**CHALLENGE**:
Starting at the line that contains "Output the text content of this document.", quote every line through the end of the entries, word for word, skipping the pictures.

[begin RECORDS SHOWN]

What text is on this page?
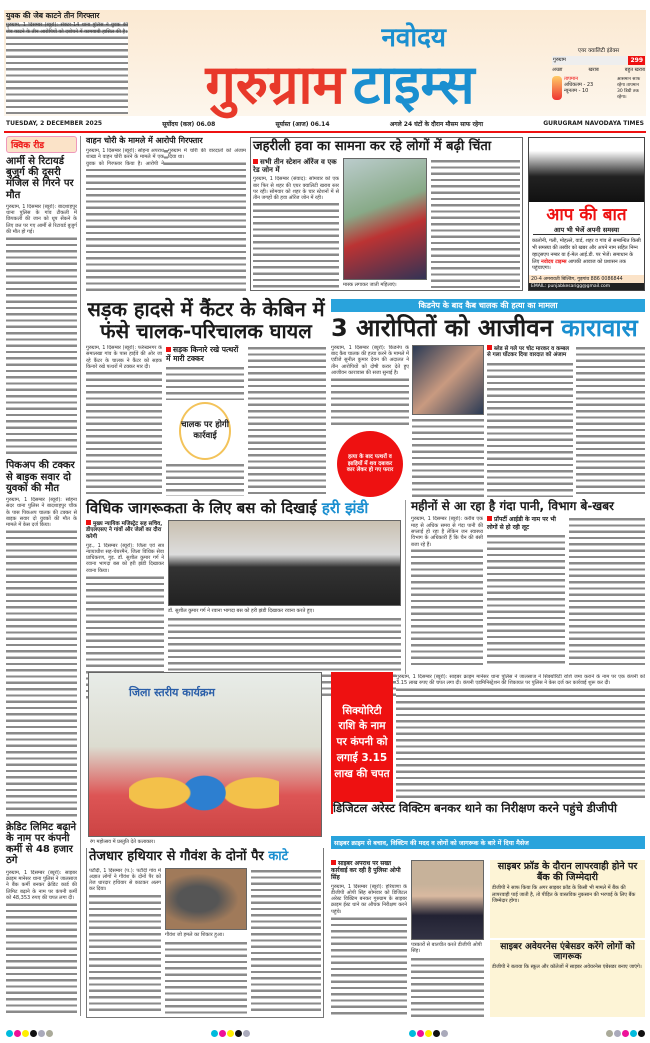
युवक की जेब काटने तीन गिरफ्तार
गुरुग्राम, 1 दिसम्बर (ब्यूरो): सेक्टर-14 थाना पुलिस ने युवक की जेब काटने के तीन आरोपियों को दबोचने में कामयाबी हासिल की है।
गुरुग्राम
नवोदय
टाइम्स
एयर क्वालिटी इंडेक्स
गुरुग्राम	299
अच्छा	खराब	बहुत खराब
तापमान
अधिकतम - 23
न्यूनतम - 10
आसमान साफ रहेगा तापमान 30 डिग्री तक रहेगा।
TUESDAY, 2 DECEMBER 2025	सूर्योदय (कल) 06.08	सूर्यास्त (आज) 06.14	अगले 24 घंटों के दौरान मौसम साफ रहेगा	GURUGRAM NAVODAYA TIMES
क्विक रीड
आर्मी से रिटायर्ड बुजुर्ग की दूसरी मंजिल से गिरने पर मौत
गुरुग्राम, 1 दिसम्बर (ब्यूरो): बादशाहपुर थाना पुलिस के गांव टीकली में छिपकली की जान को धूप सेंकने के लिए छत पर गए आर्मी से रिटायर्ड बुजुर्ग की मौत हो गई।
पिकअप की टक्कर से बाइक सवार दो युवकों की मौत
गुरुग्राम, 1 दिसम्बर (ब्यूरो): सोहना सदर थाना पुलिस ने बादशाहपुर चौक के पास पिकअप चालक की टक्कर से बाइक सवार दो युवकों की मौत के मामले में केस दर्ज किया।
क्रेडिट लिमिट बढ़ाने के नाम पर कंपनी कर्मी से 48 हजार ठगे
गुरुग्राम, 1 दिसम्बर (ब्यूरो): साइबर क्राइम मानेसर थाना पुलिस ने जालसाज ने बैंक कर्मी बनकर क्रेडिट कार्ड की लिमिट बढ़ाने के नाम पर कंपनी कर्मी को 48,353 रुपए की चपत लगा दी।
वाहन चोरी के मामले में आरोपी गिरफ्तार
गुरुग्राम, 1 दिसम्बर (ब्यूरो): सोहना अपराध शाखा ने वाहन चोरी करने के मामले में एक युवक को गिरफ्तार किया है। आरोपी ने गुरुग्राम में चोरी की वारदातों को अंजाम दिया था।
जहरीली हवा का सामना कर रहे लोगों में बढ़ी चिंता
सभी तीन स्टेशन ऑरेंज व एक रेड जोन में
गुरुग्राम, 1 दिसम्बर (संवाद): सोमवार को एक बार फिर से शहर की एयर क्वालिटी खराब स्तर पर रही। सोमवार को शहर के चार स्टेशनों में से तीन जगहों की हवा ऑरेंज जोन में रही।
मास्क लगाकर जाती महिलाएं।
आप की बात
आप भी भेजें अपनी समस्या
कालोनी, गली, मोहल्ले, वार्ड, शहर व गांव से सम्बन्धित किसी भी समस्या की तस्वीर को खबर और अपने नाम सहित निम्न व्हाट्सएप नम्बर या ई-मेल आई.डी. पर भेजें। समाधान के लिए नवोदय टाइम्स आपकी आवाज को प्रशासन तक पहुंचाएगा।
20-4 अमरावती बिल्डिंग, गुड़गांव 886 0086844
EMAIL: punjabkesarigg@gmail.com
सड़क हादसे में कैंटर के केबिन में फंसे चालक-परिचालक घायल
गुरुग्राम, 1 दिसम्बर (ब्यूरो): फर्रुखनगर के समालखा गांव के पास हाईवे की ओर जा रहे कैंटर के चालक ने कैंटर को सड़क किनारे रखे पत्थरों में टक्कर मार दी।
सड़क किनारे रखे पत्थरों में मारी टक्कर
चालक पर होगी कार्रवाई
किडनेप के बाद कैब चालक की हत्या का मामला
3 आरोपितों को आजीवन कारावास
गुरुग्राम, 1 दिसम्बर (ब्यूरो): किडनेप के बाद कैब चालक की हत्या करने के मामले में एडीजे सुनील कुमार देवन की अदालत ने तीन आरोपियों को दोषी करार देते हुए आजीवन कारावास की सजा सुनाई है।
हत्या के बाद पत्थरों व झाड़ियों में शव दबाकर कार लेकर हो गए फरार
ब्लेड से गले पर चोट मारकर व कम्बल से गला घोंटकर दिया वारदात को अंजाम
विधिक जागरूकता के लिए बस को दिखाई हरी झंडी
मुख्य न्यायिक मजिस्ट्रेट सह सचिव, डीएलएसए ने गांवों और जेलों का दौरा करेगी
गुड़., 1 दिसम्बर (ब्यूरो): जिला एवं सत्र न्यायाधीश सह-चेयरमैन, जिला विधिक सेवा प्राधिकरण, गुड़. डॉ. सुशील कुमार गर्ग ने रवाना भागदा बस को हरी झंडी दिखाकर रवाना किया।
डॉ. सुशील कुमार गर्ग ने रवाना भागदा बस को हरी झंडी दिखाकर रवाना करते हुए।
महीनों से आ रहा है गंदा पानी, विभाग बे-खबर
गुरुग्राम, 1 दिसम्बर (ब्यूरो): करीब एक माह से अधिक समय से गंदा पानी की सप्लाई हो रहा है लेकिन जन स्वास्थ्य विभाग के अधिकारी हैं कि चैन की बंसी बजा रहे हैं।
प्रॉपर्टी आईडी के नाम पर भी लोगों से हो रही लूट
जिला स्तरीय कार्यक्रम
रंग महोत्सव में प्रस्तुति देते कलाकार।
सिक्योरिटी राशि के नाम पर कंपनी को लगाई 3.15 लाख की चपत
गुरुग्राम, 1 दिसम्बर (ब्यूरो): साइबर क्राइम मानेसर थाना पुलिस ने जालसाज ने सिक्योरिटी राशि जमा कराने के नाम पर एक कंपनी को 3.15 लाख रुपए की चपत लगा दी। कंपनी एडमिनिस्ट्रेशन की शिकायत पर पुलिस ने केस दर्ज कर कार्रवाई शुरू कर दी।
डिजिटल अरेस्ट विक्टिम बनकर थाने का निरीक्षण करने पहुंचे डीजीपी
साइबर क्राइम से बचाव, विक्टिम की मदद व लोगों को जागरूक के बारे में दिया मैसेज
साइबर अपराध पर सख्त कार्रवाई कर रही है पुलिसः ओपी सिंह
गुरुग्राम, 1 दिसम्बर (ब्यूरो): हरियाणा के डीजीपी ओपी सिंह सोमवार को डिजिटल अरेस्ट विक्टिम बनकर गुरुग्राम के साइबर क्राइम ईस्ट थाने का औचक निरीक्षण करने पहुंचे।
पत्रकारों से बातचीत करते डीजीपी ओपी सिंह।
साइबर फ्रॉड के दौरान लापरवाही होने पर बैंक की जिम्मेदारी
डीजीपी ने साफ किया कि अगर साइबर फ्रॉड के किसी भी मामले में बैंक की लापरवाही पाई जाती है, तो पीड़ित के वास्तविक नुकसान की भरपाई के लिए बैंक जिम्मेदार होगा।
साइबर अवेयरनेस एंबेसडर करेंगे लोगों को जागरूक
डीजीपी ने बताया कि स्कूल और कॉलेजों में साइबर अवेयरनेस एंबेसडर बनाए जाएंगे।
तेजधार हथियार से गौवंश के दोनों पैर काटे
पटौदी, 1 दिसम्बर (प.): पटौदी गांव में अज्ञात लोगों ने गौवंश के दोनों पैर को तेज धारदार हथियार से काटकर अलग कर दिया।
गौवंश जो हमले का शिकार हुआ।
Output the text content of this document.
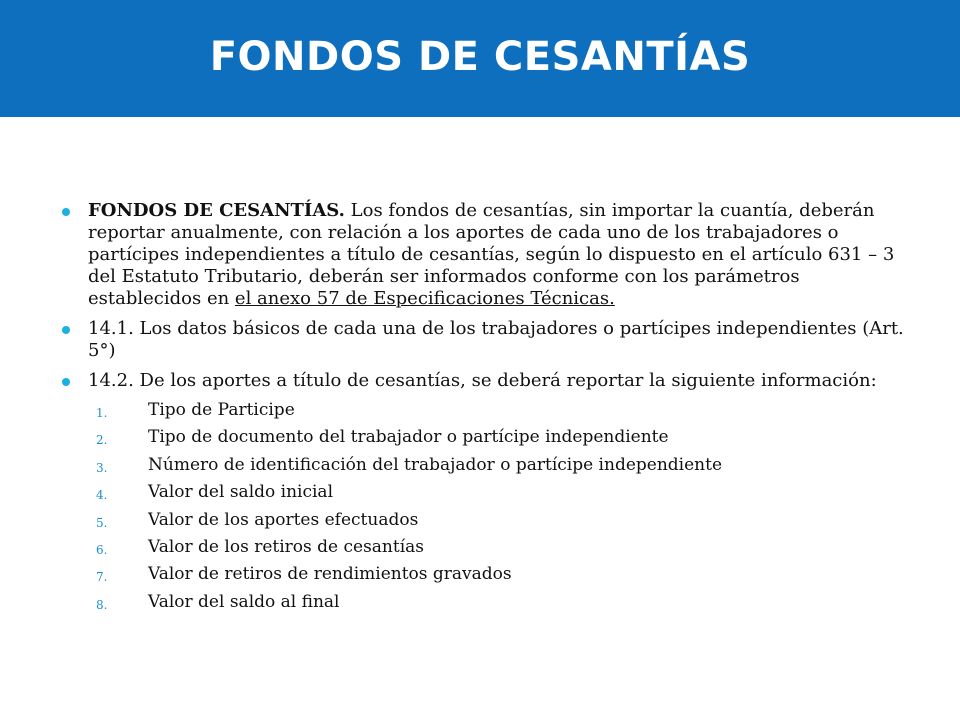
FONDOS DE CESANTÍAS
FONDOS DE CESANTÍAS. Los fondos de cesantías, sin importar la cuantía, deberán reportar anualmente, con relación a los aportes de cada uno de los trabajadores o partícipes independientes a título de cesantías, según lo dispuesto en el artículo 631 – 3 del Estatuto Tributario, deberán ser informados conforme con los parámetros establecidos en el anexo 57 de Especificaciones Técnicas.
14.1. Los datos básicos de cada una de los trabajadores o partícipes independientes (Art. 5°)
14.2. De los aportes a título de cesantías, se deberá reportar la siguiente información:
1. Tipo de Participe
2. Tipo de documento del trabajador o partícipe independiente
3. Número de identificación del trabajador o partícipe independiente
4. Valor del saldo inicial
5. Valor de los aportes efectuados
6. Valor de los retiros de cesantías
7. Valor de retiros de rendimientos gravados
8. Valor del saldo al final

[end RECORDS SHOWN]

**COMPLETED TASK**:
Output the text content of this document.
FONDOS DE CESANTÍAS
FONDOS DE CESANTÍAS. Los fondos de cesantías, sin importar la cuantía, deberán reportar anualmente, con relación a los aportes de cada uno de los trabajadores o partícipes independientes a título de cesantías, según lo dispuesto en el artículo 631 – 3 del Estatuto Tributario, deberán ser informados conforme con los parámetros establecidos en el anexo 57 de Especificaciones Técnicas.
14.1. Los datos básicos de cada una de los trabajadores o partícipes independientes (Art. 5°)
14.2. De los aportes a título de cesantías, se deberá reportar la siguiente información:
1. Tipo de Participe
2. Tipo de documento del trabajador o partícipe independiente
3. Número de identificación del trabajador o partícipe independiente
4. Valor del saldo inicial
5. Valor de los aportes efectuados
6. Valor de los retiros de cesantías
7. Valor de retiros de rendimientos gravados
8. Valor del saldo al final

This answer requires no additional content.